_Input rows_.

• • •

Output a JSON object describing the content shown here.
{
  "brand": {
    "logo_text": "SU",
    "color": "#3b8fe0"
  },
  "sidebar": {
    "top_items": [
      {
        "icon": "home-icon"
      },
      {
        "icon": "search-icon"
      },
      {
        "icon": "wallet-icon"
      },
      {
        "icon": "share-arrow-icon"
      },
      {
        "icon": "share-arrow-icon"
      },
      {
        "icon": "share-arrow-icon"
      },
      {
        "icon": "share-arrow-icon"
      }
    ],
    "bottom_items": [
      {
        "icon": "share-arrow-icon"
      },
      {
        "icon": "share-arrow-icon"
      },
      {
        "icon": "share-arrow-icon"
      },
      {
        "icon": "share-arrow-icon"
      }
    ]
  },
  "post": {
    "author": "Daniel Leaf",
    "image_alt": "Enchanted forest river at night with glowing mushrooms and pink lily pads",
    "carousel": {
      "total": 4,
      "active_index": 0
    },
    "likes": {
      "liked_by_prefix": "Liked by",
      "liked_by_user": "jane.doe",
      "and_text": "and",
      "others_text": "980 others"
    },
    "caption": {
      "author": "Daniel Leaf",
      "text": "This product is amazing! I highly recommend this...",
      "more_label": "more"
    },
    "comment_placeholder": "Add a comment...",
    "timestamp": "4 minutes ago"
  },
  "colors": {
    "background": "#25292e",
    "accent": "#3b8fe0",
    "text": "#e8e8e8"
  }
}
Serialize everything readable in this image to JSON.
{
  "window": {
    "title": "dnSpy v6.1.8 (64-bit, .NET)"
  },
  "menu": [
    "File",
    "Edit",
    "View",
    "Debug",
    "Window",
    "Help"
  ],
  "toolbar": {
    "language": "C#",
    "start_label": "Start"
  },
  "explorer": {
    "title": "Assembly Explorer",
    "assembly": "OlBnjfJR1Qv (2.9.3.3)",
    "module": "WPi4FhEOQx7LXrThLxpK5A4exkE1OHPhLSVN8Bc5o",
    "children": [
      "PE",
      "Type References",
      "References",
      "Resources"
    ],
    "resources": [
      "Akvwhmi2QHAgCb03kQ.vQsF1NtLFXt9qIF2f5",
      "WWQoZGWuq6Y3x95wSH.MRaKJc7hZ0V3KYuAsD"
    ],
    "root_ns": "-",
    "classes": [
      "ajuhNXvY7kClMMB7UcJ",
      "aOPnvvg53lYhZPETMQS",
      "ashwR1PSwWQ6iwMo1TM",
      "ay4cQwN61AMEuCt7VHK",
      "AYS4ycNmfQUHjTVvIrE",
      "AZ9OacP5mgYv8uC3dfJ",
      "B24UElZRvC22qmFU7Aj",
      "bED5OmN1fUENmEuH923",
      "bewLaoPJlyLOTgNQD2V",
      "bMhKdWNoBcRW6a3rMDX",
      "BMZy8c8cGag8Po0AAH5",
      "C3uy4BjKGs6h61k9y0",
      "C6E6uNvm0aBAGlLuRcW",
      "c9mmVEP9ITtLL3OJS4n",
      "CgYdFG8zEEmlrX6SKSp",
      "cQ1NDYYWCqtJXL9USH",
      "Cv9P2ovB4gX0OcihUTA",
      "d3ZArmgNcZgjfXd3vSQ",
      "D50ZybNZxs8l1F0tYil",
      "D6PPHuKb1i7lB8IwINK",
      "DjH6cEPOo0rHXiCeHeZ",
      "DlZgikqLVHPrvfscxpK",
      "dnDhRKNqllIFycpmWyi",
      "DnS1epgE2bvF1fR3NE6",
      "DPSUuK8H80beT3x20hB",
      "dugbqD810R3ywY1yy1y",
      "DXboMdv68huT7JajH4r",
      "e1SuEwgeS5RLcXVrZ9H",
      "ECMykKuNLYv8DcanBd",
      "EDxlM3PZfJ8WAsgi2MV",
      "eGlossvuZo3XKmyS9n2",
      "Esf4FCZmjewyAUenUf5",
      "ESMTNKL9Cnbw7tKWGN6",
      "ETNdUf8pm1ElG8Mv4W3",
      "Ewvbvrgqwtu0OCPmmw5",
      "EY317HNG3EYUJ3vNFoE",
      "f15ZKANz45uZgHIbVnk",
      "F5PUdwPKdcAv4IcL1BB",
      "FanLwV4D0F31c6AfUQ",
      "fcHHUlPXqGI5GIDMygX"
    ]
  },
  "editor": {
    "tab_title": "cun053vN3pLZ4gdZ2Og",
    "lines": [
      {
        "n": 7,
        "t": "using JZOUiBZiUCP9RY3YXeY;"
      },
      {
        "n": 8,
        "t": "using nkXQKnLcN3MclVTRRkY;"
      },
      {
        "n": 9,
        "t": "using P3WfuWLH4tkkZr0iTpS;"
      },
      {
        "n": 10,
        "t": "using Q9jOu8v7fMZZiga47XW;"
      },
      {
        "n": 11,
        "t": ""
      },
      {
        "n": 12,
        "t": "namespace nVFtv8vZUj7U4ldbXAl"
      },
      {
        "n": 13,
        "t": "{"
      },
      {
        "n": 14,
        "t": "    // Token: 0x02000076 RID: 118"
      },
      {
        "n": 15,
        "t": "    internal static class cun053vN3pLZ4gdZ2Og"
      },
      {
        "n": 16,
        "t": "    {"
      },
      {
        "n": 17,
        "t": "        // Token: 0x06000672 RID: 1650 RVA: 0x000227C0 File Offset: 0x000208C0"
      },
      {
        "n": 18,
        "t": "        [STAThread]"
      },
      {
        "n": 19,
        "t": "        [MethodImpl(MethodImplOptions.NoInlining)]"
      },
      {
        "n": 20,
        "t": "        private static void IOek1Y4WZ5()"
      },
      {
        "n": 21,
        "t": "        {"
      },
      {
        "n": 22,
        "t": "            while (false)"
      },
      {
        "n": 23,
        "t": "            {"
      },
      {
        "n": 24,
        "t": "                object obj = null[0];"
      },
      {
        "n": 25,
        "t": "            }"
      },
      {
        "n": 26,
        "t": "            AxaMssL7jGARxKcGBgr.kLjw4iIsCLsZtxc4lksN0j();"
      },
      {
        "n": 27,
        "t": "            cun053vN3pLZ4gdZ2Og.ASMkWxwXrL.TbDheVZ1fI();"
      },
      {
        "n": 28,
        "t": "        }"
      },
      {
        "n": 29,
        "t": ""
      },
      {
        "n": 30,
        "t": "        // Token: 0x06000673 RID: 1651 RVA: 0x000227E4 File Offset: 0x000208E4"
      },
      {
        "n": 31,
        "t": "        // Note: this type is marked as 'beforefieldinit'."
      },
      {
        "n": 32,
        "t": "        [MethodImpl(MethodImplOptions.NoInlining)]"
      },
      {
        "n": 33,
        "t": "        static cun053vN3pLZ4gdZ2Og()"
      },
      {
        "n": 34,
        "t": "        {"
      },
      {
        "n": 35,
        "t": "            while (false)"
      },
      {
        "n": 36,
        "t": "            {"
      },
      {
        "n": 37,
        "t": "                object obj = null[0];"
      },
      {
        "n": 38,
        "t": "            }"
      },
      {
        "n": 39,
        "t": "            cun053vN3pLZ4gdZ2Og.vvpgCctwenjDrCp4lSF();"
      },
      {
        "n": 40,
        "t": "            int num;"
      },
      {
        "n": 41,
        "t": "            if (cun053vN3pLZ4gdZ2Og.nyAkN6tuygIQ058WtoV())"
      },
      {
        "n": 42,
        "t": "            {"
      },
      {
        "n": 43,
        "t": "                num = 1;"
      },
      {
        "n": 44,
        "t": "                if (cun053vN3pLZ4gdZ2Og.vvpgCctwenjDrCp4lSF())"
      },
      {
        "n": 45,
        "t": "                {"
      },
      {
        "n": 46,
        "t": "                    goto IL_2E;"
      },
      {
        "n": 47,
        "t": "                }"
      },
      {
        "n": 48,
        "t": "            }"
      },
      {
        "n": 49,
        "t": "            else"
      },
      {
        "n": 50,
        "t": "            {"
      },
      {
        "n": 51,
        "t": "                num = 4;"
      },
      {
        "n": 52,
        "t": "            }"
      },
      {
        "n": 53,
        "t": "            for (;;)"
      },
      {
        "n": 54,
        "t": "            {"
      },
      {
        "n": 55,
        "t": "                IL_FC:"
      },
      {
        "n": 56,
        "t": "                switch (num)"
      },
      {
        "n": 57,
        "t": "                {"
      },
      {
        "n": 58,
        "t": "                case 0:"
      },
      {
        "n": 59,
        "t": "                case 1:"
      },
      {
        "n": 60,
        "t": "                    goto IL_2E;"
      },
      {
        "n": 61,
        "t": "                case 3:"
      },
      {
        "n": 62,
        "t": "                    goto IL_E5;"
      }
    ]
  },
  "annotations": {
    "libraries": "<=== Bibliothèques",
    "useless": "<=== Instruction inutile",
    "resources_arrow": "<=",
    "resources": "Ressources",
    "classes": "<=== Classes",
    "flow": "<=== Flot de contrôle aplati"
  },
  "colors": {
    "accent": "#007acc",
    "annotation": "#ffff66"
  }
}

• • •

Copy each line of the entries that includes the word "Token".

        "t": "    // Token: 0x02000076 RID: 118"
        "t": "        // Token: 0x06000672 RID: 1650 RVA: 0x000227C0 File Offset: 0x000208C0"
        "t": "        // Token: 0x06000673 RID: 1651 RVA: 0x000227E4 File Offset: 0x000208E4"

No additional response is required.